• Instructions to follow: Report how many lines of the entries below contain the word "this", and nothing more.

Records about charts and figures
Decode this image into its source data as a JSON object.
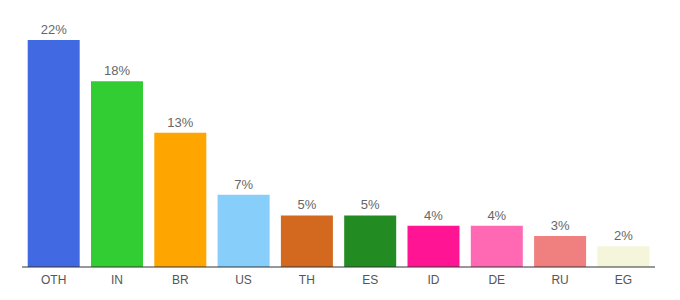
{
  "chart_data": {
    "type": "bar",
    "categories": [
      "OTH",
      "IN",
      "BR",
      "US",
      "TH",
      "ES",
      "ID",
      "DE",
      "RU",
      "EG"
    ],
    "values": [
      22,
      18,
      13,
      7,
      5,
      5,
      4,
      4,
      3,
      2
    ],
    "value_labels": [
      "22%",
      "18%",
      "13%",
      "7%",
      "5%",
      "5%",
      "4%",
      "4%",
      "3%",
      "2%"
    ],
    "colors": [
      "#4169e1",
      "#32cd32",
      "#ffa500",
      "#87cefa",
      "#d2691e",
      "#228b22",
      "#ff1493",
      "#ff69b4",
      "#f08080",
      "#f5f5dc"
    ],
    "data_labels": true,
    "tick_labels": "x",
    "grid": false
  }
}
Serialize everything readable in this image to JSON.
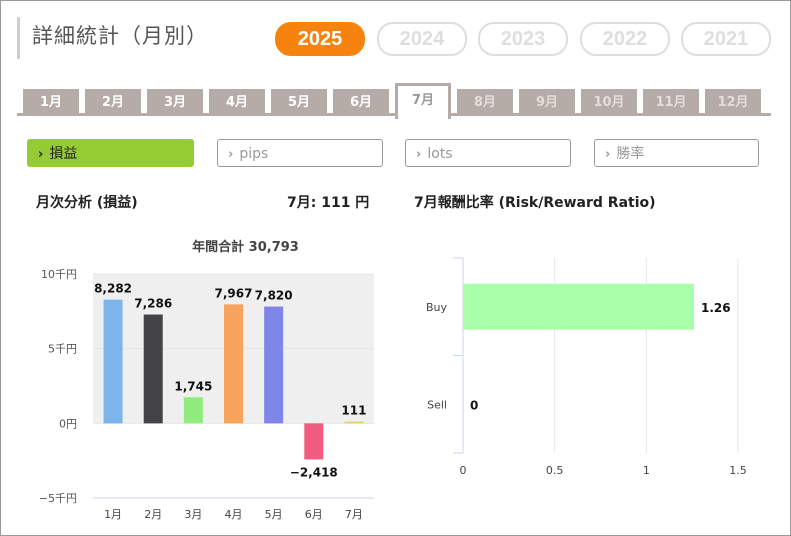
{
  "page": {
    "title": "詳細統計（月別）"
  },
  "years": [
    {
      "label": "2025",
      "active": true
    },
    {
      "label": "2024",
      "active": false
    },
    {
      "label": "2023",
      "active": false
    },
    {
      "label": "2022",
      "active": false
    },
    {
      "label": "2021",
      "active": false
    }
  ],
  "months": [
    {
      "label": "1月",
      "state": "enabled"
    },
    {
      "label": "2月",
      "state": "enabled"
    },
    {
      "label": "3月",
      "state": "enabled"
    },
    {
      "label": "4月",
      "state": "enabled"
    },
    {
      "label": "5月",
      "state": "enabled"
    },
    {
      "label": "6月",
      "state": "enabled"
    },
    {
      "label": "7月",
      "state": "active"
    },
    {
      "label": "8月",
      "state": "disabled"
    },
    {
      "label": "9月",
      "state": "disabled"
    },
    {
      "label": "10月",
      "state": "disabled"
    },
    {
      "label": "11月",
      "state": "disabled"
    },
    {
      "label": "12月",
      "state": "disabled"
    }
  ],
  "metrics": [
    {
      "label": "損益",
      "active": true
    },
    {
      "label": "pips",
      "active": false
    },
    {
      "label": "lots",
      "active": false
    },
    {
      "label": "勝率",
      "active": false
    }
  ],
  "left_panel": {
    "title": "月次分析 (損益)",
    "summary": "7月:  111 円"
  },
  "right_panel": {
    "title": "7月報酬比率 (Risk/Reward Ratio)"
  },
  "colors": {
    "accent_year": "#f7830f",
    "metric_active": "#96cc33",
    "tab_bg": "#b5aca8"
  },
  "chart_data": [
    {
      "type": "bar",
      "title": "年間合計 30,793",
      "categories": [
        "1月",
        "2月",
        "3月",
        "4月",
        "5月",
        "6月",
        "7月"
      ],
      "values": [
        8282,
        7286,
        1745,
        7967,
        7820,
        -2418,
        111
      ],
      "value_labels": [
        "8,282",
        "7,286",
        "1,745",
        "7,967",
        "7,820",
        "−2,418",
        "111"
      ],
      "colors": [
        "#7cb5ec",
        "#434348",
        "#90ed7d",
        "#f7a35c",
        "#8085e9",
        "#f15c80",
        "#e4d354"
      ],
      "y_ticks": [
        {
          "value": 10000,
          "label": "10千円"
        },
        {
          "value": 5000,
          "label": "5千円"
        },
        {
          "value": 0,
          "label": "0円"
        },
        {
          "value": -5000,
          "label": "−5千円"
        }
      ],
      "ylim": [
        -5000,
        10000
      ],
      "plot_band": {
        "from": 0,
        "to": 10000,
        "color": "#efefef"
      }
    },
    {
      "type": "bar",
      "orientation": "horizontal",
      "categories": [
        "Buy",
        "Sell"
      ],
      "values": [
        1.26,
        0
      ],
      "value_labels": [
        "1.26",
        "0"
      ],
      "color": "#aaffaa",
      "x_ticks": [
        {
          "value": 0,
          "label": "0"
        },
        {
          "value": 0.5,
          "label": "0.5"
        },
        {
          "value": 1,
          "label": "1"
        },
        {
          "value": 1.5,
          "label": "1.5"
        }
      ],
      "xlim": [
        0,
        1.5
      ]
    }
  ]
}
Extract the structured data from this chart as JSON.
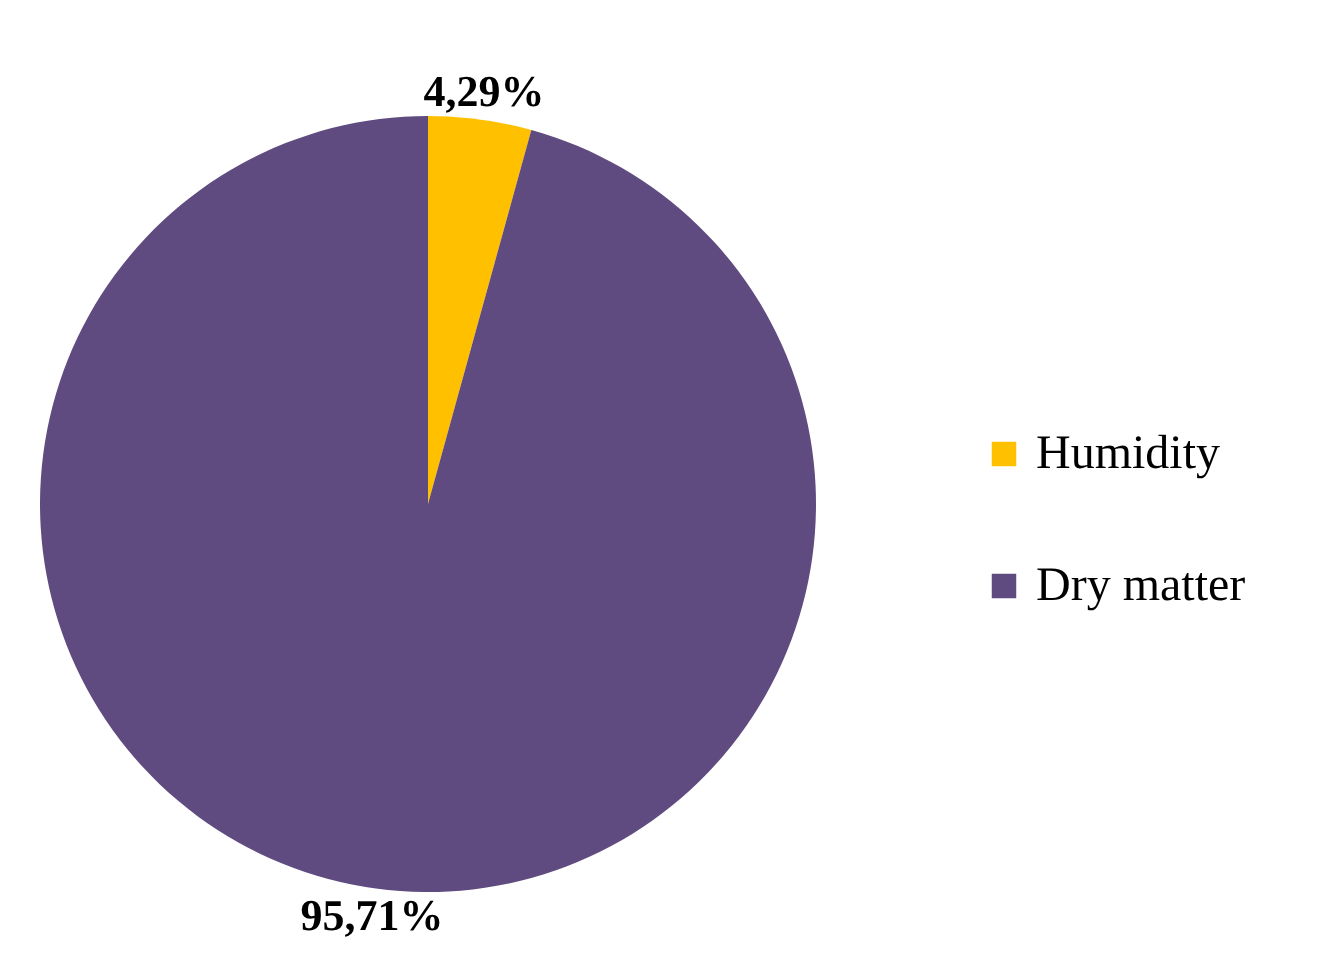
{
  "chart_data": {
    "type": "pie",
    "categories": [
      "Humidity",
      "Dry matter"
    ],
    "values": [
      4.29,
      95.71
    ],
    "colors": [
      "#ffc000",
      "#5f4b7f"
    ],
    "value_labels": [
      "4,29%",
      "95,71%"
    ],
    "legend": "right"
  }
}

• Exercise answer: 3